[BEGIN]
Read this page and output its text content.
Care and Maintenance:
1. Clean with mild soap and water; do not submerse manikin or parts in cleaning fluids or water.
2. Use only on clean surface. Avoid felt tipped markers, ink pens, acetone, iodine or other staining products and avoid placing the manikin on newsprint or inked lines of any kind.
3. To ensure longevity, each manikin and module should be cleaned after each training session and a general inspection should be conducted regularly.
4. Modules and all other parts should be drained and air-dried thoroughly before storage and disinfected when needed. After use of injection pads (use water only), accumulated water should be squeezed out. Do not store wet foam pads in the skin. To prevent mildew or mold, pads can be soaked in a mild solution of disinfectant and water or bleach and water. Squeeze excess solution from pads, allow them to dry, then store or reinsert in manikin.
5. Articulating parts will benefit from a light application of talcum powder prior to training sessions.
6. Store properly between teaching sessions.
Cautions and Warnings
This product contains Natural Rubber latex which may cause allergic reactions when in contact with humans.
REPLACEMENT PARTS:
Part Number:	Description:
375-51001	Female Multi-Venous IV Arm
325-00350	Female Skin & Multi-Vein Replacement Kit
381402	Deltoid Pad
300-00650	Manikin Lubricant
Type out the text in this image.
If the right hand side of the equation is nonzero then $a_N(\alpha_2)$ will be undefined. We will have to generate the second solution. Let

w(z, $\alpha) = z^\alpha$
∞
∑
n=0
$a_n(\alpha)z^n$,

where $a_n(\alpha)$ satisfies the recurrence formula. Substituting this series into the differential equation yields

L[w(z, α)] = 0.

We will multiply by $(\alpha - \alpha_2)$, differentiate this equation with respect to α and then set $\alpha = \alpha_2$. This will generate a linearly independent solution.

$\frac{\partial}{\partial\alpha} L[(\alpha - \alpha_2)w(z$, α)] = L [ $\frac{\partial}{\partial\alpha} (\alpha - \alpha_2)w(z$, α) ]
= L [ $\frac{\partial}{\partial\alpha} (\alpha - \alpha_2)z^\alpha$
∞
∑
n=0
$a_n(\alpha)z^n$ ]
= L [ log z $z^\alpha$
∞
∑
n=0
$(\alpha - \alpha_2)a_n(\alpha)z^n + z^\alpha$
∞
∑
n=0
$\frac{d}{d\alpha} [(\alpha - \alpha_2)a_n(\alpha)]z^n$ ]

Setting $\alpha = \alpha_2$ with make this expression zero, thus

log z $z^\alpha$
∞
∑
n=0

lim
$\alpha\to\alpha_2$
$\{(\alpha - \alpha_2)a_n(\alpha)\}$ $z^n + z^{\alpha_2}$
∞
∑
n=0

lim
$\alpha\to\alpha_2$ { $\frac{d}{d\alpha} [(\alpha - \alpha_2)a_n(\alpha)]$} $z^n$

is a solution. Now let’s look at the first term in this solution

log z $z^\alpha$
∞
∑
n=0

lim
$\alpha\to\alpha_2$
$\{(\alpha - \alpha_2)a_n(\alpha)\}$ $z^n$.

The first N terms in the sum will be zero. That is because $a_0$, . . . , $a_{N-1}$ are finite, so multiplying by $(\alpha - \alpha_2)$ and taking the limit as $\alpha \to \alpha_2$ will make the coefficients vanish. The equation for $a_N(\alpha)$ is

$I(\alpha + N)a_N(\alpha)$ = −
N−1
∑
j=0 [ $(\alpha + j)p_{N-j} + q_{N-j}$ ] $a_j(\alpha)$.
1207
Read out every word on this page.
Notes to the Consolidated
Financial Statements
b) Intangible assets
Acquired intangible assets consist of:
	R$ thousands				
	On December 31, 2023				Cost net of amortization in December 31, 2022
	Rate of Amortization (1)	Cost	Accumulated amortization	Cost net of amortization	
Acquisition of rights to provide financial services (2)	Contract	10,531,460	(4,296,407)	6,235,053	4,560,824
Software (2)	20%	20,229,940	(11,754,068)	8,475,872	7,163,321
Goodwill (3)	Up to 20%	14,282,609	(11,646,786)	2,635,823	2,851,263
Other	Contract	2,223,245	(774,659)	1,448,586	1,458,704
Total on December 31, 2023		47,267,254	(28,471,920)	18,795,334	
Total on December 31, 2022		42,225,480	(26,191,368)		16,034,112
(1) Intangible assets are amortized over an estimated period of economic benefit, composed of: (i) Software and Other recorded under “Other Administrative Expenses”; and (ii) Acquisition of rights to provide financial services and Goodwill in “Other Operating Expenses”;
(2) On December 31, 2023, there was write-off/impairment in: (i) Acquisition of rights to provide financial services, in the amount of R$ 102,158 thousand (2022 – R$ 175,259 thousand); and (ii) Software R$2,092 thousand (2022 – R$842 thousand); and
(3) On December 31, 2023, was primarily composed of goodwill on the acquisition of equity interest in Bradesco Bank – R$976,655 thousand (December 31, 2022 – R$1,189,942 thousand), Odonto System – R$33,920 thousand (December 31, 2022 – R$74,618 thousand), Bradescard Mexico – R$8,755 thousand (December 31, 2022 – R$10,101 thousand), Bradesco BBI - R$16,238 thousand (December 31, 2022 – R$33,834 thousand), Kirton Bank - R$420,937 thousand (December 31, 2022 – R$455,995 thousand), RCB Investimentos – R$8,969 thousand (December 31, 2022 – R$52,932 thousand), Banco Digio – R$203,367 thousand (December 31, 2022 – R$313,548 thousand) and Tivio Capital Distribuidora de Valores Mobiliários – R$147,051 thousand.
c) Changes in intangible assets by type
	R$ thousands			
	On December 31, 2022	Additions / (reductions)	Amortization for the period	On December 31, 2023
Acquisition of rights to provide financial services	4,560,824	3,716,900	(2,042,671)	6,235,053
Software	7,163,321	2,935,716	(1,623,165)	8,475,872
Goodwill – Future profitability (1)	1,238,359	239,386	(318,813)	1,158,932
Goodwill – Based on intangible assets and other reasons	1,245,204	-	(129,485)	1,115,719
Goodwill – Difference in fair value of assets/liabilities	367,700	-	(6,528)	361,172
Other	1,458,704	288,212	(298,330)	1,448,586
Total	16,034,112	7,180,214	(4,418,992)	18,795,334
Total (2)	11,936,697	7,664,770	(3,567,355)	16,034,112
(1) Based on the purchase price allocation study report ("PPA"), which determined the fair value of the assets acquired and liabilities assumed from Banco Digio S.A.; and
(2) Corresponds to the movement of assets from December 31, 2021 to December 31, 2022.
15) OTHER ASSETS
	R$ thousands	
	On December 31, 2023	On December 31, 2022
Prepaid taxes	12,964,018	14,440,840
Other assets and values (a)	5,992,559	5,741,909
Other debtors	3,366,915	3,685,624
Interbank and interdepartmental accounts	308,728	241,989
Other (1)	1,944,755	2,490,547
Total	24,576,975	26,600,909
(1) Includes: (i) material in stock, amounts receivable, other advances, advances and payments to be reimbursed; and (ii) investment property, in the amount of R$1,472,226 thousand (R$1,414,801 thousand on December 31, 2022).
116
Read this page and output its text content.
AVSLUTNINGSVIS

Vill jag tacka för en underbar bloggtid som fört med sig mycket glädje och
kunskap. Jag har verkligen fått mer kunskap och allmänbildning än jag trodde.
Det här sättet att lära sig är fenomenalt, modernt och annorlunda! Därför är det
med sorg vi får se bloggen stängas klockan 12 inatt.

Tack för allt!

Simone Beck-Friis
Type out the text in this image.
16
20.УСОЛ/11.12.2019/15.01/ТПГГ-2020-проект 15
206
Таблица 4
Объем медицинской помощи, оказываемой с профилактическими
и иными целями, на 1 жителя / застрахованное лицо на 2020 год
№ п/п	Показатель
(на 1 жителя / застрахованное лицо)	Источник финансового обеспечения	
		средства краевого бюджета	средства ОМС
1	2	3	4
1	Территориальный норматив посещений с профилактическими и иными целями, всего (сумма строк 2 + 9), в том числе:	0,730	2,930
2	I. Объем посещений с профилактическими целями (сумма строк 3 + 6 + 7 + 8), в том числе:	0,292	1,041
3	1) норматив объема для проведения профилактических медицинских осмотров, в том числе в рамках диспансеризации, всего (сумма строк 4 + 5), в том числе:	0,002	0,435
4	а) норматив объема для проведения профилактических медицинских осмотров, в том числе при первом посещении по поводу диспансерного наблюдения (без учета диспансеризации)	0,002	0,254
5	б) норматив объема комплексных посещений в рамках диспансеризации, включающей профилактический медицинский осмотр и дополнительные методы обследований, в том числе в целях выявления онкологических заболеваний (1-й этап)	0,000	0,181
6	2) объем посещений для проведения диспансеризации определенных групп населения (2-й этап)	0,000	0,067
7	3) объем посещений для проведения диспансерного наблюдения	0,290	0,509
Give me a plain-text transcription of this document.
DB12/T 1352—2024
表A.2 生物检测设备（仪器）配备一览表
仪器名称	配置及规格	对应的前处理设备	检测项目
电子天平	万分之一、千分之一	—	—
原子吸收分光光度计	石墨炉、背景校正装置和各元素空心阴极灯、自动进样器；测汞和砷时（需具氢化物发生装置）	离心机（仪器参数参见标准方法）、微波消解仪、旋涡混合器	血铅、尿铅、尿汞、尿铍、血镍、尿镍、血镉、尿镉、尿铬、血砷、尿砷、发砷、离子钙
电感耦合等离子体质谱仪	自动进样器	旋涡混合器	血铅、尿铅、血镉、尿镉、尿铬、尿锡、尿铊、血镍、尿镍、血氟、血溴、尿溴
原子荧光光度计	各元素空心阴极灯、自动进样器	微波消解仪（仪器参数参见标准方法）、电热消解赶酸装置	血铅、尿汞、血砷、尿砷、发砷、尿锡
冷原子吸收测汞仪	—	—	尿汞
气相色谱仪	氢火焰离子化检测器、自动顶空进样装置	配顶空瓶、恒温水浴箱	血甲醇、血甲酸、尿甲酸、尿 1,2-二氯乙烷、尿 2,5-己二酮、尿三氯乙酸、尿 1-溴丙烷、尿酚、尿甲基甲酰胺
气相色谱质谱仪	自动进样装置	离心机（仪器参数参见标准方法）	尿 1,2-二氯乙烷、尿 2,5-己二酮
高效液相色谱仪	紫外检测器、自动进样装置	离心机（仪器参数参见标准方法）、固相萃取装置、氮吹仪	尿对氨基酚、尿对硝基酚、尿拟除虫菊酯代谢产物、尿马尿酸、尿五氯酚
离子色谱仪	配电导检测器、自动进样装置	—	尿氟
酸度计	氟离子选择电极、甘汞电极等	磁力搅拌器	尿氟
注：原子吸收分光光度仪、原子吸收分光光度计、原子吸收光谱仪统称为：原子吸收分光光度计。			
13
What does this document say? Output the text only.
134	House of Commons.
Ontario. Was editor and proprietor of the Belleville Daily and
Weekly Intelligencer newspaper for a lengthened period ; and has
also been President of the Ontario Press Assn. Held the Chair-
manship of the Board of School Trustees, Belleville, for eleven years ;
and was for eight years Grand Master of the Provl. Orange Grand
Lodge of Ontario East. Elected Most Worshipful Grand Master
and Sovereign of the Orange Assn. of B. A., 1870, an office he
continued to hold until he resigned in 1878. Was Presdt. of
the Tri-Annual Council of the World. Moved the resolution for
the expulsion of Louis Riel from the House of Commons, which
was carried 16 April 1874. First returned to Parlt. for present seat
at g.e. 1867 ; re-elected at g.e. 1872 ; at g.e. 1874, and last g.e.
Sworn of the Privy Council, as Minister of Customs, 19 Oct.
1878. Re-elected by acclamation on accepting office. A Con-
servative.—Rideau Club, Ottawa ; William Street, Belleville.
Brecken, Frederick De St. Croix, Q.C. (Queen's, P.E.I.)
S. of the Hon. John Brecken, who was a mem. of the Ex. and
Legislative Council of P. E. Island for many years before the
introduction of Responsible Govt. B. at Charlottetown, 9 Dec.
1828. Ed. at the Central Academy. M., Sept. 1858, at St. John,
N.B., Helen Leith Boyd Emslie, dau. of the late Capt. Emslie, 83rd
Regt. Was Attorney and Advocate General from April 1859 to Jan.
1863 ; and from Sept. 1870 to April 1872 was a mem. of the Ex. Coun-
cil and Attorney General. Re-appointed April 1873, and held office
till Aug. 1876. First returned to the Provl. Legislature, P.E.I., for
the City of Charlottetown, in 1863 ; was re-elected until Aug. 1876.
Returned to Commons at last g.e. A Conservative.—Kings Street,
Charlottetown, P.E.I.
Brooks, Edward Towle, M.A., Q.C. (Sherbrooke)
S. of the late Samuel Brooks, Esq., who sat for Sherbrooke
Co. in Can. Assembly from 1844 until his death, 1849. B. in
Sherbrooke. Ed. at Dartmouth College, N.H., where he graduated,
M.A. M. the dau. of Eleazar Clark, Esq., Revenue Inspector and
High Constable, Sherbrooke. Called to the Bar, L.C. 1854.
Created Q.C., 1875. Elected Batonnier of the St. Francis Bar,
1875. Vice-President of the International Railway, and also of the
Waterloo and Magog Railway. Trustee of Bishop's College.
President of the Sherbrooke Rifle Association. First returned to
[END]
- TASK DESCRIPTION -
Identify each line of the material where the word "provide" shows up, and copy it.

- SOLUTION TO THIS TASK -
Acquisition of rights to provide financial services (2)	Contract	10,531,460	(4,296,407)	6,235,053	4,560,824
(1) Intangible assets are amortized over an estimated period of economic benefit, composed of: (i) Software and Other recorded under “Other Administrative Expenses”; and (ii) Acquisition of rights to provide financial services and Goodwill in “Other Operating Expenses”;
(2) On December 31, 2023, there was write-off/impairment in: (i) Acquisition of rights to provide financial services, in the amount of R$ 102,158 thousand (2022 – R$ 175,259 thousand); and (ii) Software R$2,092 thousand (2022 – R$842 thousand); and
Acquisition of rights to provide financial services	4,560,824	3,716,900	(2,042,671)	6,235,053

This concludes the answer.